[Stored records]

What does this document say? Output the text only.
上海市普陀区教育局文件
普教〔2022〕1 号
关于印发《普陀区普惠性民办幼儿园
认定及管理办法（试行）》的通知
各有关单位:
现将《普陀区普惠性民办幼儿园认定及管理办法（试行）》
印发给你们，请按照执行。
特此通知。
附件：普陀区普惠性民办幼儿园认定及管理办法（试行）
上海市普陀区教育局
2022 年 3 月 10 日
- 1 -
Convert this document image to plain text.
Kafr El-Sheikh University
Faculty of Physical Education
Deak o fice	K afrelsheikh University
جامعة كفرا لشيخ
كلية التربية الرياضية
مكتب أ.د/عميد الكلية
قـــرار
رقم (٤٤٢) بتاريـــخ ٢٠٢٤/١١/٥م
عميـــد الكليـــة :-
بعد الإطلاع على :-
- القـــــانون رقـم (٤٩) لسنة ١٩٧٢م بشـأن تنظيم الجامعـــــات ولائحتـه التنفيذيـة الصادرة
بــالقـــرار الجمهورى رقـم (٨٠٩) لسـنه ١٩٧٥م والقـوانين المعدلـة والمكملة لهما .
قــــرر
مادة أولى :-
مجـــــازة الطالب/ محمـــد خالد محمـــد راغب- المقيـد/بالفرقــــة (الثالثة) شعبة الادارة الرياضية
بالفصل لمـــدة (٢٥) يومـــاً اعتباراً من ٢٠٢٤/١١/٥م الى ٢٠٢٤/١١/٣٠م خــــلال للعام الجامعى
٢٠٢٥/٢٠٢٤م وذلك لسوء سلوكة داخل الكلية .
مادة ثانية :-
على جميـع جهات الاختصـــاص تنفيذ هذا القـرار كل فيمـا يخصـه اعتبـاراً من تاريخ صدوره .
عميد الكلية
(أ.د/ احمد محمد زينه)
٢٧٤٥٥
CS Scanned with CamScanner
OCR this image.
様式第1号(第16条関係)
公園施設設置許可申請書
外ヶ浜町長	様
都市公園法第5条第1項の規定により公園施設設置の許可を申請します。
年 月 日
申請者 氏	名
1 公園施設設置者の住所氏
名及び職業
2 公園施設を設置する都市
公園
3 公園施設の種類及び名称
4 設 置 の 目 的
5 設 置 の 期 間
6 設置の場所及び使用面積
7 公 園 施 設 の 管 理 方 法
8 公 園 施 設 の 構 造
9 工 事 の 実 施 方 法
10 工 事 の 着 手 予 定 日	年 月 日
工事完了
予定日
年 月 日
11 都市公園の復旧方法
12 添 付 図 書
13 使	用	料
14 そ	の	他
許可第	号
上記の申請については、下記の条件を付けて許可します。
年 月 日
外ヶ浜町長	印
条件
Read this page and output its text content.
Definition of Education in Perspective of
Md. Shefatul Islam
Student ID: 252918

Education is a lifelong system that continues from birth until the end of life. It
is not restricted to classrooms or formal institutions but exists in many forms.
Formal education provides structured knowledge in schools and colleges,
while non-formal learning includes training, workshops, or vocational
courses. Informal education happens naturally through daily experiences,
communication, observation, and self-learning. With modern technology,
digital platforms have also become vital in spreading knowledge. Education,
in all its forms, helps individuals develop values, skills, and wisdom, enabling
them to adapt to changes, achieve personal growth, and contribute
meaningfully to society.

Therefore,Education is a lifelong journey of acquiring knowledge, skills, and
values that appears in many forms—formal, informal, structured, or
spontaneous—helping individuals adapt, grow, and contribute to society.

# What you will do
Give the data again, exactly as it stands.

# Response below
What does this document say? Output the text only.
上海市普陀区教育局文件
普教〔2022〕1 号
关于印发《普陀区普惠性民办幼儿园
认定及管理办法（试行）》的通知
各有关单位:
现将《普陀区普惠性民办幼儿园认定及管理办法（试行）》
印发给你们，请按照执行。
特此通知。
附件：普陀区普惠性民办幼儿园认定及管理办法（试行）
上海市普陀区教育局
2022 年 3 月 10 日
- 1 -
Convert this document image to plain text.
Kafr El-Sheikh University
Faculty of Physical Education
Deak o fice	K afrelsheikh University
جامعة كفرا لشيخ
كلية التربية الرياضية
مكتب أ.د/عميد الكلية
قـــرار
رقم (٤٤٢) بتاريـــخ ٢٠٢٤/١١/٥م
عميـــد الكليـــة :-
بعد الإطلاع على :-
- القـــــانون رقـم (٤٩) لسنة ١٩٧٢م بشـأن تنظيم الجامعـــــات ولائحتـه التنفيذيـة الصادرة
بــالقـــرار الجمهورى رقـم (٨٠٩) لسـنه ١٩٧٥م والقـوانين المعدلـة والمكملة لهما .
قــــرر
مادة أولى :-
مجـــــازة الطالب/ محمـــد خالد محمـــد راغب- المقيـد/بالفرقــــة (الثالثة) شعبة الادارة الرياضية
بالفصل لمـــدة (٢٥) يومـــاً اعتباراً من ٢٠٢٤/١١/٥م الى ٢٠٢٤/١١/٣٠م خــــلال للعام الجامعى
٢٠٢٥/٢٠٢٤م وذلك لسوء سلوكة داخل الكلية .
مادة ثانية :-
على جميـع جهات الاختصـــاص تنفيذ هذا القـرار كل فيمـا يخصـه اعتبـاراً من تاريخ صدوره .
عميد الكلية
(أ.د/ احمد محمد زينه)
٢٧٤٥٥
CS Scanned with CamScanner
OCR this image.
様式第1号(第16条関係)
公園施設設置許可申請書
外ヶ浜町長	様
都市公園法第5条第1項の規定により公園施設設置の許可を申請します。
年 月 日
申請者 氏	名
1 公園施設設置者の住所氏
名及び職業
2 公園施設を設置する都市
公園
3 公園施設の種類及び名称
4 設 置 の 目 的
5 設 置 の 期 間
6 設置の場所及び使用面積
7 公 園 施 設 の 管 理 方 法
8 公 園 施 設 の 構 造
9 工 事 の 実 施 方 法
10 工 事 の 着 手 予 定 日	年 月 日
工事完了
予定日
年 月 日
11 都市公園の復旧方法
12 添 付 図 書
13 使	用	料
14 そ	の	他
許可第	号
上記の申請については、下記の条件を付けて許可します。
年 月 日
外ヶ浜町長	印
条件
Read this page and output its text content.
Definition of Education in Perspective of
Md. Shefatul Islam
Student ID: 252918

Education is a lifelong system that continues from birth until the end of life. It
is not restricted to classrooms or formal institutions but exists in many forms.
Formal education provides structured knowledge in schools and colleges,
while non-formal learning includes training, workshops, or vocational
courses. Informal education happens naturally through daily experiences,
communication, observation, and self-learning. With modern technology,
digital platforms have also become vital in spreading knowledge. Education,
in all its forms, helps individuals develop values, skills, and wisdom, enabling
them to adapt to changes, achieve personal growth, and contribute
meaningfully to society.

Therefore,Education is a lifelong journey of acquiring knowledge, skills, and
values that appears in many forms—formal, informal, structured, or
spontaneous—helping individuals adapt, grow, and contribute to society.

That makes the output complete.